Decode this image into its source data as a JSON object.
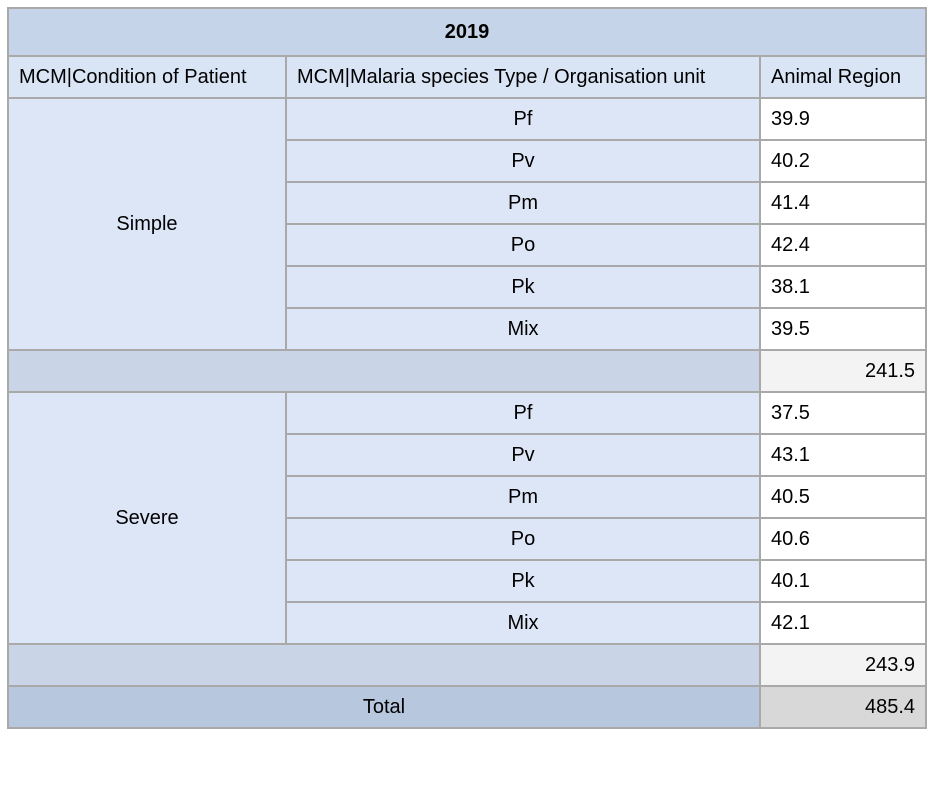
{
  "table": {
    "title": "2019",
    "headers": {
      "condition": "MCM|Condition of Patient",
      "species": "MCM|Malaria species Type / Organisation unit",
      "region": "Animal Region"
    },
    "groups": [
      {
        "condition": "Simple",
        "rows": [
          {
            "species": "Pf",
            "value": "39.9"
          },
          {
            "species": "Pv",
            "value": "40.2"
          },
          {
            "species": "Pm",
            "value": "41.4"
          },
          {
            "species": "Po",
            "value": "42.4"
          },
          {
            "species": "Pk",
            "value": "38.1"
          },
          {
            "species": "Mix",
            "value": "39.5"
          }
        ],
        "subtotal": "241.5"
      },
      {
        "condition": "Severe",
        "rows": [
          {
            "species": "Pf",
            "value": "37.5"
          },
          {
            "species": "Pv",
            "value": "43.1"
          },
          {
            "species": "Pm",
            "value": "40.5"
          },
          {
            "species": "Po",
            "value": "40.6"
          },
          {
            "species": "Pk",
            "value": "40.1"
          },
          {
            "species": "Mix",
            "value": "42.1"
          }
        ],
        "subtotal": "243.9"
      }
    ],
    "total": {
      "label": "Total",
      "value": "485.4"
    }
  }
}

::::

* [EXERCISE DESCRIPTION]: Copy the whole listing above word for word but do not carry over the pictures.

* [OUTPUT FOR THIS TASK]:
Decode this image into its source data as a JSON object.
{
  "table": {
    "title": "2019",
    "headers": {
      "condition": "MCM|Condition of Patient",
      "species": "MCM|Malaria species Type / Organisation unit",
      "region": "Animal Region"
    },
    "groups": [
      {
        "condition": "Simple",
        "rows": [
          {
            "species": "Pf",
            "value": "39.9"
          },
          {
            "species": "Pv",
            "value": "40.2"
          },
          {
            "species": "Pm",
            "value": "41.4"
          },
          {
            "species": "Po",
            "value": "42.4"
          },
          {
            "species": "Pk",
            "value": "38.1"
          },
          {
            "species": "Mix",
            "value": "39.5"
          }
        ],
        "subtotal": "241.5"
      },
      {
        "condition": "Severe",
        "rows": [
          {
            "species": "Pf",
            "value": "37.5"
          },
          {
            "species": "Pv",
            "value": "43.1"
          },
          {
            "species": "Pm",
            "value": "40.5"
          },
          {
            "species": "Po",
            "value": "40.6"
          },
          {
            "species": "Pk",
            "value": "40.1"
          },
          {
            "species": "Mix",
            "value": "42.1"
          }
        ],
        "subtotal": "243.9"
      }
    ],
    "total": {
      "label": "Total",
      "value": "485.4"
    }
  }
}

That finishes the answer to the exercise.